— start Task data —

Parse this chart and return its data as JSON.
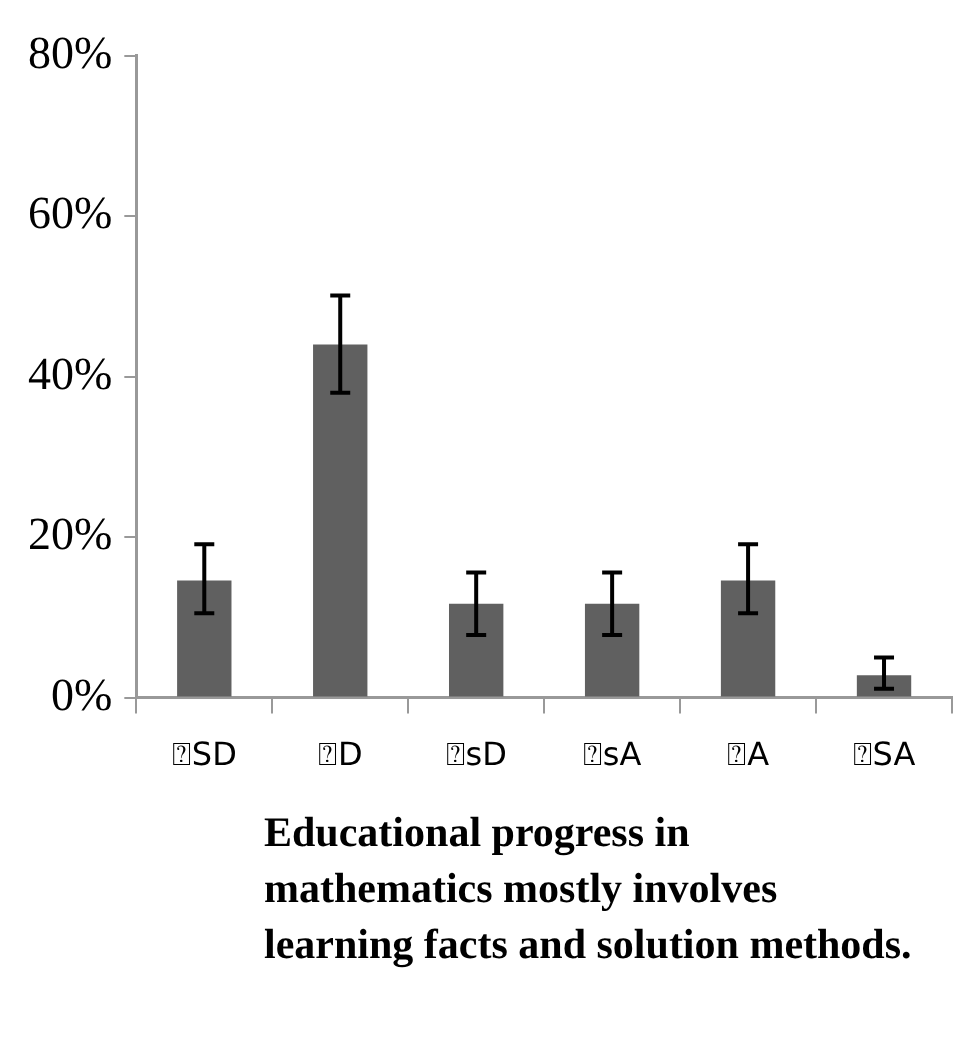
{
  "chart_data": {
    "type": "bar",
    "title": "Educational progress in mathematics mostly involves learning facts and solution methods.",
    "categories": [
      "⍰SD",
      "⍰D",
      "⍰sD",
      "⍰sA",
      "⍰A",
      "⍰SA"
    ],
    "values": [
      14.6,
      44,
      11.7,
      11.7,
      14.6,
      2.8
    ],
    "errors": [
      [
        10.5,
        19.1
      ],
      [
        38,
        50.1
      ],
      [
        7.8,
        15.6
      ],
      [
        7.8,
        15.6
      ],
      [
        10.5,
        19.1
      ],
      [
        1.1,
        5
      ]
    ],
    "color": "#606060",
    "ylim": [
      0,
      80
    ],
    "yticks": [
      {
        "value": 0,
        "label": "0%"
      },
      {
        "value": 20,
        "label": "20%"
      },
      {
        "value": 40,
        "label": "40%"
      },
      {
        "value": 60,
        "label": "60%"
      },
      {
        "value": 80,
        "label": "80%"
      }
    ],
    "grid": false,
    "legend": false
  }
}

— end Task data —

Exercise details — Transcribe every record above exactly as written, leaving out any pictures.

Solution to this problem —
Parse this chart and return its data as JSON.
{
  "chart_data": {
    "type": "bar",
    "title": "Educational progress in mathematics mostly involves learning facts and solution methods.",
    "categories": [
      "⍰SD",
      "⍰D",
      "⍰sD",
      "⍰sA",
      "⍰A",
      "⍰SA"
    ],
    "values": [
      14.6,
      44,
      11.7,
      11.7,
      14.6,
      2.8
    ],
    "errors": [
      [
        10.5,
        19.1
      ],
      [
        38,
        50.1
      ],
      [
        7.8,
        15.6
      ],
      [
        7.8,
        15.6
      ],
      [
        10.5,
        19.1
      ],
      [
        1.1,
        5
      ]
    ],
    "color": "#606060",
    "ylim": [
      0,
      80
    ],
    "yticks": [
      {
        "value": 0,
        "label": "0%"
      },
      {
        "value": 20,
        "label": "20%"
      },
      {
        "value": 40,
        "label": "40%"
      },
      {
        "value": 60,
        "label": "60%"
      },
      {
        "value": 80,
        "label": "80%"
      }
    ],
    "grid": false,
    "legend": false
  }
}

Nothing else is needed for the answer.